> [RECORDS SHOWN]:

◇ ◇ ◇ ◇ ◇

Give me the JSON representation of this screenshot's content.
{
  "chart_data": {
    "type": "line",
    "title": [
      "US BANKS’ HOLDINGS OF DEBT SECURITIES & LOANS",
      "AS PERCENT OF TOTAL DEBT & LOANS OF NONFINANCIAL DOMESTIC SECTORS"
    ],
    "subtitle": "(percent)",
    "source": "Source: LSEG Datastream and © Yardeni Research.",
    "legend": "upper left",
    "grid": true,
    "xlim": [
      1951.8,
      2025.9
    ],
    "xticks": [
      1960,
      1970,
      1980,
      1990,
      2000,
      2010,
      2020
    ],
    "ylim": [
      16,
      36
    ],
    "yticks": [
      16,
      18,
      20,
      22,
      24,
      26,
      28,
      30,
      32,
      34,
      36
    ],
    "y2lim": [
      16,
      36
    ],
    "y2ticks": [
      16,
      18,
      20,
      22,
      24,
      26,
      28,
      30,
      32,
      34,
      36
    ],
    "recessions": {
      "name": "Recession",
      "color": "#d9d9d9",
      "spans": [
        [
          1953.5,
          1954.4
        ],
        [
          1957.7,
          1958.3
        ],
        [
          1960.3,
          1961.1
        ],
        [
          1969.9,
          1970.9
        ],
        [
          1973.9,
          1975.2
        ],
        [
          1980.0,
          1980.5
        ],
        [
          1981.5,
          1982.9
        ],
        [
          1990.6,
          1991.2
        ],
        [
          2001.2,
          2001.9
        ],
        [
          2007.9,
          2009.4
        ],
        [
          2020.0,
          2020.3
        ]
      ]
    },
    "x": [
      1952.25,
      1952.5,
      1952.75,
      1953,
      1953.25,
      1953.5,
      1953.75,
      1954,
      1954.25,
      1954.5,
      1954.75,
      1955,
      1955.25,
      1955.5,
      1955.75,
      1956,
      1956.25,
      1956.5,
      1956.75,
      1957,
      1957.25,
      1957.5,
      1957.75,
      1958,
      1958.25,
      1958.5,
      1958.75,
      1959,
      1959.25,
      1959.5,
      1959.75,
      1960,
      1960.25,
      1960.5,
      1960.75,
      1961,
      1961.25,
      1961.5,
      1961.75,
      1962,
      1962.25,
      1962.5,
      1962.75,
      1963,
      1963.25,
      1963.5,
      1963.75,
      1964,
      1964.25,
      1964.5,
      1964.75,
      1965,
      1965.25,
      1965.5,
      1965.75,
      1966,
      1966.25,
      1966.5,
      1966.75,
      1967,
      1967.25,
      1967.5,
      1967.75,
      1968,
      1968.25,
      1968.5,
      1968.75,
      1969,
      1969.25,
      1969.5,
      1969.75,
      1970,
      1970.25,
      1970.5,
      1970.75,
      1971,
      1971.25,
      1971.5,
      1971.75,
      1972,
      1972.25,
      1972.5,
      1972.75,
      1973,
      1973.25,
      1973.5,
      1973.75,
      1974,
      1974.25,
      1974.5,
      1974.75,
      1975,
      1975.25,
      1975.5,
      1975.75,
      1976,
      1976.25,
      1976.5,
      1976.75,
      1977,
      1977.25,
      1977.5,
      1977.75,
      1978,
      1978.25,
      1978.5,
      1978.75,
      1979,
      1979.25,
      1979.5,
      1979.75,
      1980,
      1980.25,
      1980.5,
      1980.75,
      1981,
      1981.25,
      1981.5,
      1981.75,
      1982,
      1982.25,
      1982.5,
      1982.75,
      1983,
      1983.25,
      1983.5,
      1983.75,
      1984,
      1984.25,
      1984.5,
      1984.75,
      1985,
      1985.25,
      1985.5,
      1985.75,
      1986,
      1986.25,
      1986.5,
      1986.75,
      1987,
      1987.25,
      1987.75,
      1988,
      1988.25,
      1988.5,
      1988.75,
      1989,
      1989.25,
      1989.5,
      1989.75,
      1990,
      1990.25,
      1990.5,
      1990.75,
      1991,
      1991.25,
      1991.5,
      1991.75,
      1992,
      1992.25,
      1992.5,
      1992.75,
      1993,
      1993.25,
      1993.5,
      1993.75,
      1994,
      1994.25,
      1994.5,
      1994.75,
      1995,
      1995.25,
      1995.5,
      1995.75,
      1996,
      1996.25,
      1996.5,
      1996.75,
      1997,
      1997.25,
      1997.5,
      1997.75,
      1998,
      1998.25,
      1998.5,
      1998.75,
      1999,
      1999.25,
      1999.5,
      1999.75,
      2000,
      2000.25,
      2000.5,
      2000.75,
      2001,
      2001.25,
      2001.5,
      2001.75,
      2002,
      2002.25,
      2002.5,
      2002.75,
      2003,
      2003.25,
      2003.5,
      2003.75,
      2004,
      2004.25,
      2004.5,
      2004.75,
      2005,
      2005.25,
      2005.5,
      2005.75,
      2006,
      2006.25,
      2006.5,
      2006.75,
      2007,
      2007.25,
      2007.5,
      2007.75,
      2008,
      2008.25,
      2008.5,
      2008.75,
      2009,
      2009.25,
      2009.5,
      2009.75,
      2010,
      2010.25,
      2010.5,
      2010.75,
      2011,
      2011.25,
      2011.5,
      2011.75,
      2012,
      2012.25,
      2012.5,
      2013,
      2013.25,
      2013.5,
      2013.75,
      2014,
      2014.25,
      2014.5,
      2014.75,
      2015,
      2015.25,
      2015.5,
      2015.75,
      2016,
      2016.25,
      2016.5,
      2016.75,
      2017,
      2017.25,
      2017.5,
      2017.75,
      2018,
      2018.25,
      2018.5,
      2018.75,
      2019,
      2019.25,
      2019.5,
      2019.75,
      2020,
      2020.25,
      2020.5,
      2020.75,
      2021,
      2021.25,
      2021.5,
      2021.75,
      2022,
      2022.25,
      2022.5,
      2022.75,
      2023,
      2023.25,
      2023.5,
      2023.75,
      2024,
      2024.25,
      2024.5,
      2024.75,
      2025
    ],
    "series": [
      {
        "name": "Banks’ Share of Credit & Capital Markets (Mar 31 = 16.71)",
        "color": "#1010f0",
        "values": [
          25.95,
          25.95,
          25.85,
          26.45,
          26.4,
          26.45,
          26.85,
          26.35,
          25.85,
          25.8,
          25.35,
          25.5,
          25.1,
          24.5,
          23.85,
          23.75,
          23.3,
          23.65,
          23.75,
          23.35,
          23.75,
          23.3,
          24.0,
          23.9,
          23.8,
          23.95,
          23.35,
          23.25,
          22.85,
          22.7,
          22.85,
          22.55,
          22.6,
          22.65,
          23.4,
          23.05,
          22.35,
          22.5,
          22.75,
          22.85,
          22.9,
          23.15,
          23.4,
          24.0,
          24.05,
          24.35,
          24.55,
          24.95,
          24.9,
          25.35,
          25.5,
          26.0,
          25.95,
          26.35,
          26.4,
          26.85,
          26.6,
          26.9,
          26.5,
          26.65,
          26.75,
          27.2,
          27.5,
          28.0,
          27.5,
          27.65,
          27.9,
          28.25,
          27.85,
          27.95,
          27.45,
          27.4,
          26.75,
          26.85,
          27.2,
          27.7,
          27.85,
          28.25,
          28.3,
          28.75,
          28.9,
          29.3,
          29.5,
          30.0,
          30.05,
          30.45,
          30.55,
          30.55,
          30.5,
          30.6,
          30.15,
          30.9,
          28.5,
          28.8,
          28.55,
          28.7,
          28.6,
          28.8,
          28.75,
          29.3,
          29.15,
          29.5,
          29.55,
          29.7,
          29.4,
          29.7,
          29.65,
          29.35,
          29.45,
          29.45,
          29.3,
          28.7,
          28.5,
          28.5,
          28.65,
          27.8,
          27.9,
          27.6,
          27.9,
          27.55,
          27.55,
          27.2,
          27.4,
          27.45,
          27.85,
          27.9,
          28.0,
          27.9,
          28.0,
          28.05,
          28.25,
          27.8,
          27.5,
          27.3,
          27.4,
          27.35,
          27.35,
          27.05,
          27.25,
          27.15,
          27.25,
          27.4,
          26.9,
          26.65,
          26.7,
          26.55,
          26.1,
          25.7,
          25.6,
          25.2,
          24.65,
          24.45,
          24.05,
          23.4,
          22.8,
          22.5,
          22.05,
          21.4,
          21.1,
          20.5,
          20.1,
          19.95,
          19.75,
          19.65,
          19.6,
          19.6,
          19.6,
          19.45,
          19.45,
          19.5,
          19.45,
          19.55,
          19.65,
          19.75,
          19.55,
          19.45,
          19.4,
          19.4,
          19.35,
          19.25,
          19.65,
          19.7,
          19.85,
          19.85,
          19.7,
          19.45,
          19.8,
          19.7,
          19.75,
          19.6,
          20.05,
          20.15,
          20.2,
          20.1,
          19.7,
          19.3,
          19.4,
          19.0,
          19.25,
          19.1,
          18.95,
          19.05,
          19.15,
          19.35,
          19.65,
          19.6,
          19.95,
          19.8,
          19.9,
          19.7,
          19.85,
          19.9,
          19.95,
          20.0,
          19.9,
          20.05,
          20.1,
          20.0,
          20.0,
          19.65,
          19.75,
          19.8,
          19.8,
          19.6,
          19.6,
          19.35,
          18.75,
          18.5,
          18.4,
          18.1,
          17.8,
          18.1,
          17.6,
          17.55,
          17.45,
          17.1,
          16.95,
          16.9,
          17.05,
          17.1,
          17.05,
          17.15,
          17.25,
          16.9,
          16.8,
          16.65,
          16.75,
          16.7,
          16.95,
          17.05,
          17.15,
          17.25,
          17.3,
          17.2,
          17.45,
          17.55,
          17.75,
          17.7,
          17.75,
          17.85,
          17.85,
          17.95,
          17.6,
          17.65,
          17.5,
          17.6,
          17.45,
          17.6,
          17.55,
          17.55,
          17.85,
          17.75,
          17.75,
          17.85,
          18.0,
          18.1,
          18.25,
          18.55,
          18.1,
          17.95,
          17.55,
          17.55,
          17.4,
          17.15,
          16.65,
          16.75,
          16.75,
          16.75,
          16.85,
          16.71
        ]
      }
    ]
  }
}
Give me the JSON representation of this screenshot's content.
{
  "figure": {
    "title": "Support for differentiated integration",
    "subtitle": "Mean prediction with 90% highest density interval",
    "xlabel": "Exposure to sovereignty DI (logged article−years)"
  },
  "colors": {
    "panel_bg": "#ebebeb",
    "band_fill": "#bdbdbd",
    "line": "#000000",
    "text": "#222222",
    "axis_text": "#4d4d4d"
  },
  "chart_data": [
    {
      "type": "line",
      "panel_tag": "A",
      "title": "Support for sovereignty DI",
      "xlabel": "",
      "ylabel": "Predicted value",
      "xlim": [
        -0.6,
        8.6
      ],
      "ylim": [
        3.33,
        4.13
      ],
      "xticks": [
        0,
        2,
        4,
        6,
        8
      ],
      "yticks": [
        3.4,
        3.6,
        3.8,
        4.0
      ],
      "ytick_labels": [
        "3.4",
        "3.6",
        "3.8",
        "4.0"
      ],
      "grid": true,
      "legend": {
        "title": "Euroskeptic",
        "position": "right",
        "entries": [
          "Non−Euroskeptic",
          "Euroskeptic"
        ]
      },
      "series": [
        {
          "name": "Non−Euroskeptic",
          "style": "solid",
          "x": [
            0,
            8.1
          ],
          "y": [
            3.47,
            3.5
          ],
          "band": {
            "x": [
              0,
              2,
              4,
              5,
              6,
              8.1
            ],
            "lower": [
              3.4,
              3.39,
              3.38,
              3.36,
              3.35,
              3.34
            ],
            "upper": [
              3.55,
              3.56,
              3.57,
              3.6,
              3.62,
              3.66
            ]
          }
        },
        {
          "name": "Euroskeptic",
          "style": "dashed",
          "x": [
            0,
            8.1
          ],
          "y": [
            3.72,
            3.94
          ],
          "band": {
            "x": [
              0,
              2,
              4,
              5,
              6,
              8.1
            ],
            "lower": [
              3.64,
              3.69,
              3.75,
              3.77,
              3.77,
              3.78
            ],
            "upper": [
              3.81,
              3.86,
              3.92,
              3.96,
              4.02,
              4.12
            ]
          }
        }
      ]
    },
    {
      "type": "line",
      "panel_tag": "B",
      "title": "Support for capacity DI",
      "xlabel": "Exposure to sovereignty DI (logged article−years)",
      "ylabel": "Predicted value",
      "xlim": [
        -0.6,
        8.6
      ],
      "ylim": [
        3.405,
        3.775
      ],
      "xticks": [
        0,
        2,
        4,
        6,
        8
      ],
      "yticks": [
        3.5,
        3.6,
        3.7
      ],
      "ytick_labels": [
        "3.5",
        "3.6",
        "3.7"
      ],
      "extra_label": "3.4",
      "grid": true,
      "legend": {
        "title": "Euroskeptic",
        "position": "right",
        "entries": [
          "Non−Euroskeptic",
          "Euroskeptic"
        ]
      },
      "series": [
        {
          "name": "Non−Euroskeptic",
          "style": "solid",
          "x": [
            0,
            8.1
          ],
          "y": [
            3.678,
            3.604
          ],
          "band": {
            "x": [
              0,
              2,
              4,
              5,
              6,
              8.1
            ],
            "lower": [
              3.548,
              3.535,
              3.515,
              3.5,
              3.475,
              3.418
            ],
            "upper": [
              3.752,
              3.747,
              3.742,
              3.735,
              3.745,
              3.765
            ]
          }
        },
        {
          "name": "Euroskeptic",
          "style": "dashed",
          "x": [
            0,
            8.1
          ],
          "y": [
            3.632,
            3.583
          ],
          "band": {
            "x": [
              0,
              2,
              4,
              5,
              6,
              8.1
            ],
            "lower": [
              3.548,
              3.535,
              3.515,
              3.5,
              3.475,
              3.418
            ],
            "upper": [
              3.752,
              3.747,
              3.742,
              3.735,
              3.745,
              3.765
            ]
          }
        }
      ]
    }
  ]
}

◇ ◇ ◇ ◇ ◇

> [TASK TO CARRY OUT]:
From the data above, copy each line where the string "years" appears.

> [ANSWER TO THIS PROBLEM]:
    "xlabel": "Exposure to sovereignty DI (logged article−years)"
      "xlabel": "Exposure to sovereignty DI (logged article−years)",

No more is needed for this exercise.